PROBLEM DESCRIPTION: Among the lines below, list those containing the string "selected".

Stored dataset items:
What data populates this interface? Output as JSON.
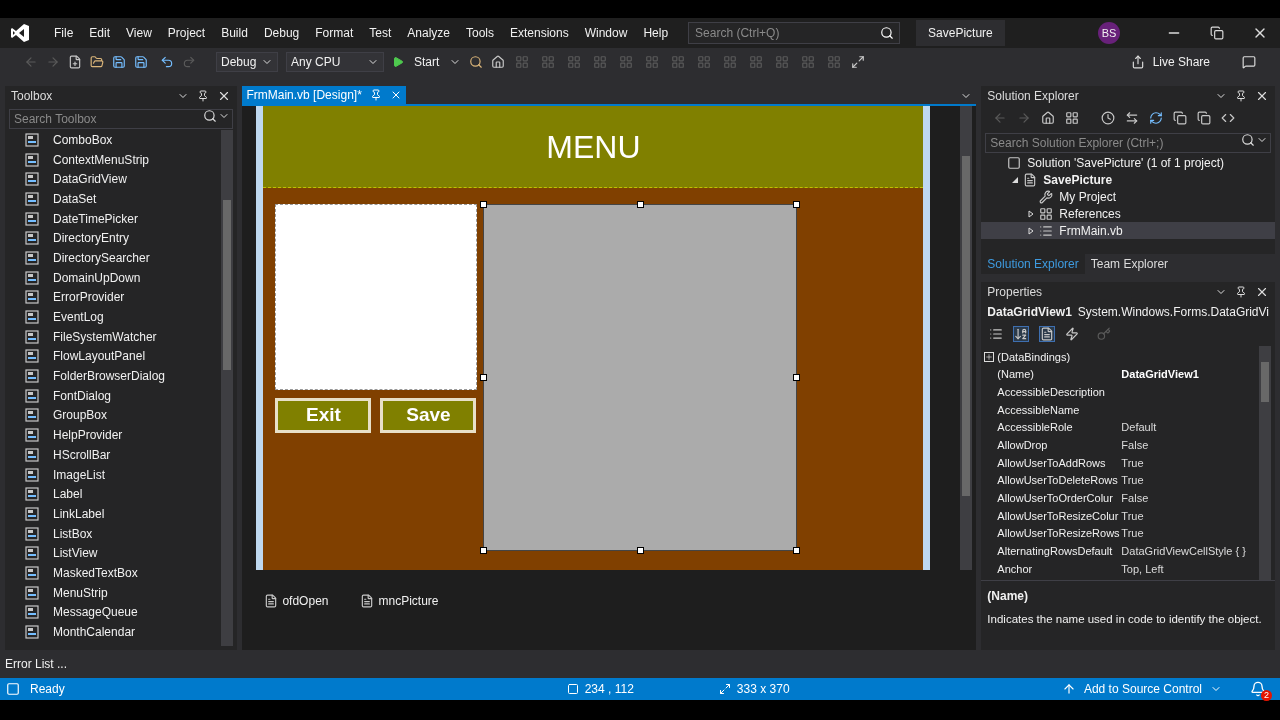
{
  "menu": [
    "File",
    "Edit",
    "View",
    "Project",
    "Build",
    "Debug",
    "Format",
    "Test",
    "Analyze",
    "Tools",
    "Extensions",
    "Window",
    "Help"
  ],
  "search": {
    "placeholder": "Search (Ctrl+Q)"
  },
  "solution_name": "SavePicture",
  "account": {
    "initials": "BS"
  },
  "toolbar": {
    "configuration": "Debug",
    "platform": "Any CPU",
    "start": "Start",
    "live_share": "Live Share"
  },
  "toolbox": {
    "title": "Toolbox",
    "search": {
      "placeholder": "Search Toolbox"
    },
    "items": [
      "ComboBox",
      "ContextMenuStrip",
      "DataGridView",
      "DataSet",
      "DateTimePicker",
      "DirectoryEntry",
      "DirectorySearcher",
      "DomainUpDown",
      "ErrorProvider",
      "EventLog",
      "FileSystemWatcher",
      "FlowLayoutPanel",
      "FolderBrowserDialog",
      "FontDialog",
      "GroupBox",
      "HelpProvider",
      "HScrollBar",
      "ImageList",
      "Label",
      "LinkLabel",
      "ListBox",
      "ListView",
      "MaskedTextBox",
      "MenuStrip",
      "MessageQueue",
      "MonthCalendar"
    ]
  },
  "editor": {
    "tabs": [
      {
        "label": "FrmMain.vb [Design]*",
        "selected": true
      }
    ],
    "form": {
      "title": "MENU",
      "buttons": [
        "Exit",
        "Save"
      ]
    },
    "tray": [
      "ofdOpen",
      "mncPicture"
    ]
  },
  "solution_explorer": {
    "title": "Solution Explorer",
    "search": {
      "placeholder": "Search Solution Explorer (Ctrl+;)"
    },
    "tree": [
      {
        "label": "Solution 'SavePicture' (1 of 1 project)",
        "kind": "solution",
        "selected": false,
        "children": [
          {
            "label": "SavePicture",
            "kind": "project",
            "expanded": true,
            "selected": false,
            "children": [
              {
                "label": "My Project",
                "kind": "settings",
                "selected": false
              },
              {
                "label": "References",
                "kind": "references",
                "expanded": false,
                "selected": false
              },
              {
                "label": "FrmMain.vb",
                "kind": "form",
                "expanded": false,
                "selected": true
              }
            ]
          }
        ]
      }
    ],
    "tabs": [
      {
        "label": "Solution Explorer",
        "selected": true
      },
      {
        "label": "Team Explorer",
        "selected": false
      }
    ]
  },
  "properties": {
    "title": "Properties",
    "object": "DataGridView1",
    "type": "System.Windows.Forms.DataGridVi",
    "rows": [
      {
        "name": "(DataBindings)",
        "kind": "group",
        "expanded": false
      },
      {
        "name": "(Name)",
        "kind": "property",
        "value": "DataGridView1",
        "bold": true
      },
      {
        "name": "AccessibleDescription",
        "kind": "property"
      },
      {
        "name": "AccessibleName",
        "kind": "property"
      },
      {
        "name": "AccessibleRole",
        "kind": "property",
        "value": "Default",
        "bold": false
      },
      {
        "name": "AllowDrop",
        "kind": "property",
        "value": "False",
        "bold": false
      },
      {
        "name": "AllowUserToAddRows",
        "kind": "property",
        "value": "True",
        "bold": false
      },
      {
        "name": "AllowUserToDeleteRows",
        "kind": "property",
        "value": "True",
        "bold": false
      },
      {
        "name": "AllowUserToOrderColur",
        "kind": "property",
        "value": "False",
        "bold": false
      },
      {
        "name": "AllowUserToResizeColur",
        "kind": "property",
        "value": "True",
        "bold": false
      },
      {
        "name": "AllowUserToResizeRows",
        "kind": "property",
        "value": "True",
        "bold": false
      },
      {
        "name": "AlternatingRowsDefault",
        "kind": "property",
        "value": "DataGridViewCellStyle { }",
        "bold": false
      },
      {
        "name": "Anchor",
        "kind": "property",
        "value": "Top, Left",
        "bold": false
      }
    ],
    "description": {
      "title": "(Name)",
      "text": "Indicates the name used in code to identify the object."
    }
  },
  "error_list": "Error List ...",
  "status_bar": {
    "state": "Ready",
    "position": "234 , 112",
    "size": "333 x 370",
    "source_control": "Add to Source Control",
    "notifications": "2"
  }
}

SOLUTION TO THIS PROBLEM:
        "selected": true
        "selected": false,
            "selected": false,
                "selected": false
                "selected": false
                "selected": true
        "selected": true
        "selected": false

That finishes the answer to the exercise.